### WRITTEN INSTRUCTION
Collect every line of the records below that contains the word "Vertical".

### DATA FOR THIS TASK
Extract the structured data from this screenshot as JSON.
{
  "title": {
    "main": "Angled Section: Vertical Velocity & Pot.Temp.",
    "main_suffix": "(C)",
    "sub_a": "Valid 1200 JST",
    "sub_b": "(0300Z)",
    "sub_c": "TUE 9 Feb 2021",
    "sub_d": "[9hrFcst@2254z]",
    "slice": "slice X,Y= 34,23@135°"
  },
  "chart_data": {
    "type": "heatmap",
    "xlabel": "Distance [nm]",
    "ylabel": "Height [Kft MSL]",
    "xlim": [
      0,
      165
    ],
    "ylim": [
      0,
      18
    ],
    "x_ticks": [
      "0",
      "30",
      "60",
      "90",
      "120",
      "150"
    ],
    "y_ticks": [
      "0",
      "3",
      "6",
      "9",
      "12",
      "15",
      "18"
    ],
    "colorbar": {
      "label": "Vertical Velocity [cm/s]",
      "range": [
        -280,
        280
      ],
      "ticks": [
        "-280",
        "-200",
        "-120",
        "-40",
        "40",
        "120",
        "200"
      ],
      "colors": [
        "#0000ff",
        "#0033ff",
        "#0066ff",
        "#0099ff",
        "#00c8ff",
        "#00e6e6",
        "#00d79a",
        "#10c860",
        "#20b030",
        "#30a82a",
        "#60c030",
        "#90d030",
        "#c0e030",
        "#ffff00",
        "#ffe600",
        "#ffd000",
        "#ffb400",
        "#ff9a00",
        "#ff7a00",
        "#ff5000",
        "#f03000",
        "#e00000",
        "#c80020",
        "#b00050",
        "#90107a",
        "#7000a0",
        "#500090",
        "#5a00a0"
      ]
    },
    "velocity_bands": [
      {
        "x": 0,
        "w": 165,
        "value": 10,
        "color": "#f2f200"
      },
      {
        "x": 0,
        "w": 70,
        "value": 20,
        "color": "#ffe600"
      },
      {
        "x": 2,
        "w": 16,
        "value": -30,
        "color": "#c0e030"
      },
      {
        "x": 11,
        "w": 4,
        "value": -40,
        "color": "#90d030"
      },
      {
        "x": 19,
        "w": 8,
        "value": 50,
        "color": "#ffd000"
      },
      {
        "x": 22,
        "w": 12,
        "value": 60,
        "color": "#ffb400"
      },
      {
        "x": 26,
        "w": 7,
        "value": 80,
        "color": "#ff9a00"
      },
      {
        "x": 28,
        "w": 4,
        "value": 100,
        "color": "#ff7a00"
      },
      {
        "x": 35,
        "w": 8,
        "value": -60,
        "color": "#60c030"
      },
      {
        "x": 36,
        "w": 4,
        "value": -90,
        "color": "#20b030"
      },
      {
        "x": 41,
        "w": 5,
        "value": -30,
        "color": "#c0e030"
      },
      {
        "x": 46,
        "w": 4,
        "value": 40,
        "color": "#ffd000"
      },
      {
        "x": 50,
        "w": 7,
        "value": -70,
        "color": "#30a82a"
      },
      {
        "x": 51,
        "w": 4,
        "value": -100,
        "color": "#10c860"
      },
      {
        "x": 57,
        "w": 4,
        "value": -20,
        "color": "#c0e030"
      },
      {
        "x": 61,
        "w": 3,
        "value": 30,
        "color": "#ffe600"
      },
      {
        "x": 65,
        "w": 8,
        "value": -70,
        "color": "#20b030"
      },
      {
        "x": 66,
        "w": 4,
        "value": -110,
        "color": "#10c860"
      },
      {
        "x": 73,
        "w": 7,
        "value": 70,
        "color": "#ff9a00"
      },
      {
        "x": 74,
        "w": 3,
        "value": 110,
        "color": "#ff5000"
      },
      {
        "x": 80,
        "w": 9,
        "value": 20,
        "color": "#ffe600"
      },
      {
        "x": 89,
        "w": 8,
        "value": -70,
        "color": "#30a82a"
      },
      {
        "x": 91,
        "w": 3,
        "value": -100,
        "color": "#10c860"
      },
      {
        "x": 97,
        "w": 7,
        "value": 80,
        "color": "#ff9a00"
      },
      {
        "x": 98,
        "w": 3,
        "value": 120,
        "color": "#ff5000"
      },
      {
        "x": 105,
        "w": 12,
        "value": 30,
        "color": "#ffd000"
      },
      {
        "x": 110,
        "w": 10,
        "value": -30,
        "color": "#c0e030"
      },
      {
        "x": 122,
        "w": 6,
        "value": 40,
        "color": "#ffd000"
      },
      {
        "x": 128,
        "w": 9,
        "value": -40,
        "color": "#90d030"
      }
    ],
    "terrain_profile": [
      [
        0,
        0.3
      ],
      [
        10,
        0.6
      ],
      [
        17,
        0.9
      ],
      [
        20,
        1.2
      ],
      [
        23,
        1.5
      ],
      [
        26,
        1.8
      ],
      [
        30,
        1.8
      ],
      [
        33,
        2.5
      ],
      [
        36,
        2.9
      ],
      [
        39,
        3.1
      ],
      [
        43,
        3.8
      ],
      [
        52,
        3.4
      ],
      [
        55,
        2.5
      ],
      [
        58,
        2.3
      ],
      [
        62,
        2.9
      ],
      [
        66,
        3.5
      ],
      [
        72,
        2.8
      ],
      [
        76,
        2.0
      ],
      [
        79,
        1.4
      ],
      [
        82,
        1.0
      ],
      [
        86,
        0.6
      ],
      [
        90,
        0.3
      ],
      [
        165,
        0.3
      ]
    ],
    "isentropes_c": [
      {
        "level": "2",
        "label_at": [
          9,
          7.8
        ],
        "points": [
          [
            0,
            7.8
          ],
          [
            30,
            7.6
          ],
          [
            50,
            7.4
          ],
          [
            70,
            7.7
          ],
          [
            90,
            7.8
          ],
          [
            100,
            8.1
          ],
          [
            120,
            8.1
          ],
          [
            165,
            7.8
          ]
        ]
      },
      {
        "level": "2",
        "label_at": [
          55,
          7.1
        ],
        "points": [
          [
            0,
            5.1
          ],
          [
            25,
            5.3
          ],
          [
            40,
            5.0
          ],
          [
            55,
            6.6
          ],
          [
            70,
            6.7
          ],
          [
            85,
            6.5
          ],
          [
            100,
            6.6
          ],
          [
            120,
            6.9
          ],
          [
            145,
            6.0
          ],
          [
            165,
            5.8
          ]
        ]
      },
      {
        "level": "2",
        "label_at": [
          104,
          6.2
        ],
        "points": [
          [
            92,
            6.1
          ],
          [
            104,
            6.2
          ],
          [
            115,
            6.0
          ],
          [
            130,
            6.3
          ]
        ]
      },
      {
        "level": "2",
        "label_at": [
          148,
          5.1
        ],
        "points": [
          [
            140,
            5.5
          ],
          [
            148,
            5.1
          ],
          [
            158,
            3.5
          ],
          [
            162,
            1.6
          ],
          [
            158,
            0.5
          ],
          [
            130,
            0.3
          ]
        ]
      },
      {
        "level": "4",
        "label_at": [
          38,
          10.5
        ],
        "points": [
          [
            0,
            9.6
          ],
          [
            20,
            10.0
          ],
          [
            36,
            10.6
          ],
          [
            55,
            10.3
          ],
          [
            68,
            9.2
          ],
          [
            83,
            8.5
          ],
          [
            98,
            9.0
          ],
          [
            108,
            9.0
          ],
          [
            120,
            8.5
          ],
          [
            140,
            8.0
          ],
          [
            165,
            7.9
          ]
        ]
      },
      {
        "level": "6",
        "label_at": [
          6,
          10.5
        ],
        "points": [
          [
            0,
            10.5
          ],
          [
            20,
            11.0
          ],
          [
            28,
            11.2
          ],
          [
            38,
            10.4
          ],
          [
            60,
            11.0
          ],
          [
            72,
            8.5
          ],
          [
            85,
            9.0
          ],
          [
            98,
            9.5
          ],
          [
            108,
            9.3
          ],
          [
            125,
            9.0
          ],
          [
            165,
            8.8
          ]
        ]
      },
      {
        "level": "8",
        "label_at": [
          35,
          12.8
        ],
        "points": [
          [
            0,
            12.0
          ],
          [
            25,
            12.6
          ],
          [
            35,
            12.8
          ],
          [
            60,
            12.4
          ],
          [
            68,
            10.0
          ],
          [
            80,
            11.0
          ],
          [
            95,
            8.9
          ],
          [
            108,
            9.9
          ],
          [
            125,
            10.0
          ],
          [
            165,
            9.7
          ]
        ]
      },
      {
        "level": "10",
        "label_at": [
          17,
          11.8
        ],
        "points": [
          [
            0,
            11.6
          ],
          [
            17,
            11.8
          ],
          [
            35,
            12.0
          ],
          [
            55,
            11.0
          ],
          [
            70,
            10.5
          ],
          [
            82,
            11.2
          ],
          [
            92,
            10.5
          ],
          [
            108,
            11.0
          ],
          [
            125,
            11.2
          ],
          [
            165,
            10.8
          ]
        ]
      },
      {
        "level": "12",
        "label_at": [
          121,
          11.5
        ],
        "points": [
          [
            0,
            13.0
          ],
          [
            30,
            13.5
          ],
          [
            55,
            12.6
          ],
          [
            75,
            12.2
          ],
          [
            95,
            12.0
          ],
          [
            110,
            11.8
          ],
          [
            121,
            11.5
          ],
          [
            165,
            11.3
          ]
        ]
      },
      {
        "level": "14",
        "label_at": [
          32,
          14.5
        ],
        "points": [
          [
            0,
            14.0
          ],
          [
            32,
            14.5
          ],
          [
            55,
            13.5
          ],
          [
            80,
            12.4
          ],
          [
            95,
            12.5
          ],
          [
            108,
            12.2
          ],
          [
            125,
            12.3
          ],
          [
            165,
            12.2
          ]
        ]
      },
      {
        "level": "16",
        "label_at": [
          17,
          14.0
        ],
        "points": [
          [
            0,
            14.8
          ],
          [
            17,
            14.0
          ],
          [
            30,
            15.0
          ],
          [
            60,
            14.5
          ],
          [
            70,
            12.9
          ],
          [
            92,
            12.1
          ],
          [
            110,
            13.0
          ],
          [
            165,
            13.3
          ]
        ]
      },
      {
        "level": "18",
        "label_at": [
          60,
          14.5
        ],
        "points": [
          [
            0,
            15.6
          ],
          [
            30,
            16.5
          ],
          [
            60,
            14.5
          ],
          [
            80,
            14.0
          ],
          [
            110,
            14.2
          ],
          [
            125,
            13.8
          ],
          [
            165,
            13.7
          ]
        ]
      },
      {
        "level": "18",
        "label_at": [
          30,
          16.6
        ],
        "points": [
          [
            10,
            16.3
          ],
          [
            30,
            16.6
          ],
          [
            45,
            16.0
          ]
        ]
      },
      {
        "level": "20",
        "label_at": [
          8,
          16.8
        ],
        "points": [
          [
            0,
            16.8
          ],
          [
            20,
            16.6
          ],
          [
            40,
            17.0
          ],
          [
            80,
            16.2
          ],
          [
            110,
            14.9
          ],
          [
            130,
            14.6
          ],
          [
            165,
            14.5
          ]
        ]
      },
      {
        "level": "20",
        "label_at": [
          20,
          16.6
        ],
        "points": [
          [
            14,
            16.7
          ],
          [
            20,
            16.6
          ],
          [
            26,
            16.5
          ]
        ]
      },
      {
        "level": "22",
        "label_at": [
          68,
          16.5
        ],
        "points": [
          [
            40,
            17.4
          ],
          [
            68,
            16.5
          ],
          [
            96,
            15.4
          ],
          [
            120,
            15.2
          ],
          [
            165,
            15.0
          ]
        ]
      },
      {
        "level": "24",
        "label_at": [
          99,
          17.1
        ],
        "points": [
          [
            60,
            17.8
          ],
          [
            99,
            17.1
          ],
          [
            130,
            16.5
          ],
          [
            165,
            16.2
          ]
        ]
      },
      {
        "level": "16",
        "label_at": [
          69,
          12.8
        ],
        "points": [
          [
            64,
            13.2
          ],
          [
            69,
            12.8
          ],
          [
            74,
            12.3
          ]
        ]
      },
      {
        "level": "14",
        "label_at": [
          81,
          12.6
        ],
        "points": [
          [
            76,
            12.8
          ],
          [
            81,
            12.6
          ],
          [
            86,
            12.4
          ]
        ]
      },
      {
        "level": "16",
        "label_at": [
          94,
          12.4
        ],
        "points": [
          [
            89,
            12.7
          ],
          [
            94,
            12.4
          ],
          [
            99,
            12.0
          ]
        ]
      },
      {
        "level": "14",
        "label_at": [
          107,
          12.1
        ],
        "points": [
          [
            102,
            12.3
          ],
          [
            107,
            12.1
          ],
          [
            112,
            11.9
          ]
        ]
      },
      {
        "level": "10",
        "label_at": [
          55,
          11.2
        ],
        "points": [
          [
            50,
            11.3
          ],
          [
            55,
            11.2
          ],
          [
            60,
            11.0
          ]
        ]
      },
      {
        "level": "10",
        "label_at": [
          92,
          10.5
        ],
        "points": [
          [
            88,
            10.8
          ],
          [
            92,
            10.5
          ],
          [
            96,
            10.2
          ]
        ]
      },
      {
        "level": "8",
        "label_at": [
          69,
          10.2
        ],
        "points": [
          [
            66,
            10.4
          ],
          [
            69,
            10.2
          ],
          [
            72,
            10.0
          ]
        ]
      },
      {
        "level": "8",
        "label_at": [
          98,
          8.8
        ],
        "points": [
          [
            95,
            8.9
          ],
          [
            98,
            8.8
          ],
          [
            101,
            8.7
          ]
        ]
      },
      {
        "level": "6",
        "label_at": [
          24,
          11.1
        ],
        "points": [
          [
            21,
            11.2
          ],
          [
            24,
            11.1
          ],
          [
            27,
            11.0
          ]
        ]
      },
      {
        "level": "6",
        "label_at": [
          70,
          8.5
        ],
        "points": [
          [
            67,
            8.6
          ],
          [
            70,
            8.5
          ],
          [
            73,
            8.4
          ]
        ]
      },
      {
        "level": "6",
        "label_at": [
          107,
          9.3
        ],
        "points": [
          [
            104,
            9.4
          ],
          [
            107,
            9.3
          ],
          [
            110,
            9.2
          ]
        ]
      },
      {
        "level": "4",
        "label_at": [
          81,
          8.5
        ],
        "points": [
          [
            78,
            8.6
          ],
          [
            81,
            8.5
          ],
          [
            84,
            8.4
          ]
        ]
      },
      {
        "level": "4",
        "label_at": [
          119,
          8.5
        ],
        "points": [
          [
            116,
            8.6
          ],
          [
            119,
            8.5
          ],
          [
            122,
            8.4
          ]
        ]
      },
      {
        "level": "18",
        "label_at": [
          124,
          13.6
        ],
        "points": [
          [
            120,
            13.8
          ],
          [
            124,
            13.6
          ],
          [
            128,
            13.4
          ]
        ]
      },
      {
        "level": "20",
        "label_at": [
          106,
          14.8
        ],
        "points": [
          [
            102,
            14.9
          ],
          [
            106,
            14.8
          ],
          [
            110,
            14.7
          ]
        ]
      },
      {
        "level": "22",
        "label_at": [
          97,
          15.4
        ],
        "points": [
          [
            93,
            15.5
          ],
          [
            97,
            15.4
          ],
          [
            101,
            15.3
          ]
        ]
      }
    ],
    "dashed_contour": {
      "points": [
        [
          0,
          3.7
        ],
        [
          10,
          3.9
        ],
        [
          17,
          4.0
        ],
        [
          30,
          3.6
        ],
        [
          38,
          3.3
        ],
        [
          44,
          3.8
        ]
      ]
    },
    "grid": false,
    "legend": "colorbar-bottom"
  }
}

### OUTPUT FOR THIS EXERCISE
    "main": "Angled Section: Vertical Velocity & Pot.Temp.",
      "label": "Vertical Velocity [cm/s]",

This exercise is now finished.